* START *
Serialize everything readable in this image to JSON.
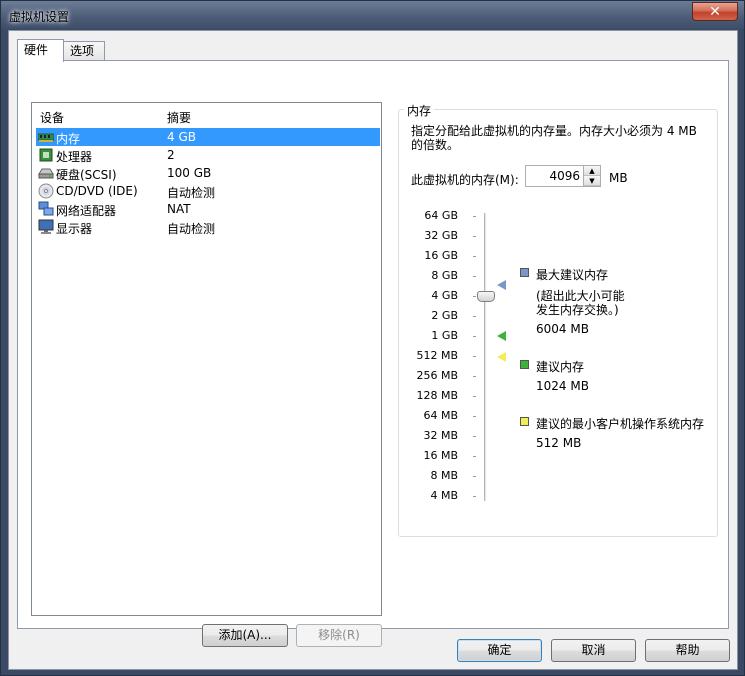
{
  "window": {
    "title": "虚拟机设置",
    "close_glyph": "✕"
  },
  "tabs": [
    {
      "label": "硬件",
      "active": true
    },
    {
      "label": "选项",
      "active": false
    }
  ],
  "device_list": {
    "headers": {
      "device": "设备",
      "summary": "摘要"
    },
    "rows": [
      {
        "name": "内存",
        "value": "4 GB",
        "icon": "memory-icon",
        "selected": true
      },
      {
        "name": "处理器",
        "value": "2",
        "icon": "processor-icon",
        "selected": false
      },
      {
        "name": "硬盘(SCSI)",
        "value": "100 GB",
        "icon": "harddisk-icon",
        "selected": false
      },
      {
        "name": "CD/DVD (IDE)",
        "value": "自动检测",
        "icon": "cd-dvd-icon",
        "selected": false
      },
      {
        "name": "网络适配器",
        "value": "NAT",
        "icon": "network-adapter-icon",
        "selected": false
      },
      {
        "name": "显示器",
        "value": "自动检测",
        "icon": "monitor-icon",
        "selected": false
      }
    ],
    "add_button": "添加(A)...",
    "remove_button": "移除(R)"
  },
  "memory": {
    "group_title": "内存",
    "description": "指定分配给此虚拟机的内存量。内存大小必须为 4 MB 的倍数。",
    "field_label": "此虚拟机的内存(M):",
    "field_value": "4096",
    "unit": "MB",
    "scale": [
      "64 GB",
      "32 GB",
      "16 GB",
      "8 GB",
      "4 GB",
      "2 GB",
      "1 GB",
      "512 MB",
      "256 MB",
      "128 MB",
      "64 MB",
      "32 MB",
      "16 MB",
      "8 MB",
      "4 MB"
    ],
    "legend": {
      "max": {
        "title": "最大建议内存",
        "note_line1": "(超出此大小可能",
        "note_line2": "发生内存交换。)",
        "value": "6004 MB",
        "color": "#7b96c9"
      },
      "recommended": {
        "title": "建议内存",
        "value": "1024 MB",
        "color": "#3cb43c"
      },
      "min": {
        "title": "建议的最小客户机操作系统内存",
        "value": "512 MB",
        "color": "#f2ee58"
      }
    }
  },
  "footer": {
    "ok": "确定",
    "cancel": "取消",
    "help": "帮助"
  }
}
* END *
WHAT YOU NEED TO DO
Could you repeat all of the material exactly? Pictures should not be copied.

THE ANSWER
Serialize everything readable in this image to JSON.
{
  "window": {
    "title": "虚拟机设置",
    "close_glyph": "✕"
  },
  "tabs": [
    {
      "label": "硬件",
      "active": true
    },
    {
      "label": "选项",
      "active": false
    }
  ],
  "device_list": {
    "headers": {
      "device": "设备",
      "summary": "摘要"
    },
    "rows": [
      {
        "name": "内存",
        "value": "4 GB",
        "icon": "memory-icon",
        "selected": true
      },
      {
        "name": "处理器",
        "value": "2",
        "icon": "processor-icon",
        "selected": false
      },
      {
        "name": "硬盘(SCSI)",
        "value": "100 GB",
        "icon": "harddisk-icon",
        "selected": false
      },
      {
        "name": "CD/DVD (IDE)",
        "value": "自动检测",
        "icon": "cd-dvd-icon",
        "selected": false
      },
      {
        "name": "网络适配器",
        "value": "NAT",
        "icon": "network-adapter-icon",
        "selected": false
      },
      {
        "name": "显示器",
        "value": "自动检测",
        "icon": "monitor-icon",
        "selected": false
      }
    ],
    "add_button": "添加(A)...",
    "remove_button": "移除(R)"
  },
  "memory": {
    "group_title": "内存",
    "description": "指定分配给此虚拟机的内存量。内存大小必须为 4 MB 的倍数。",
    "field_label": "此虚拟机的内存(M):",
    "field_value": "4096",
    "unit": "MB",
    "scale": [
      "64 GB",
      "32 GB",
      "16 GB",
      "8 GB",
      "4 GB",
      "2 GB",
      "1 GB",
      "512 MB",
      "256 MB",
      "128 MB",
      "64 MB",
      "32 MB",
      "16 MB",
      "8 MB",
      "4 MB"
    ],
    "legend": {
      "max": {
        "title": "最大建议内存",
        "note_line1": "(超出此大小可能",
        "note_line2": "发生内存交换。)",
        "value": "6004 MB",
        "color": "#7b96c9"
      },
      "recommended": {
        "title": "建议内存",
        "value": "1024 MB",
        "color": "#3cb43c"
      },
      "min": {
        "title": "建议的最小客户机操作系统内存",
        "value": "512 MB",
        "color": "#f2ee58"
      }
    }
  },
  "footer": {
    "ok": "确定",
    "cancel": "取消",
    "help": "帮助"
  }
}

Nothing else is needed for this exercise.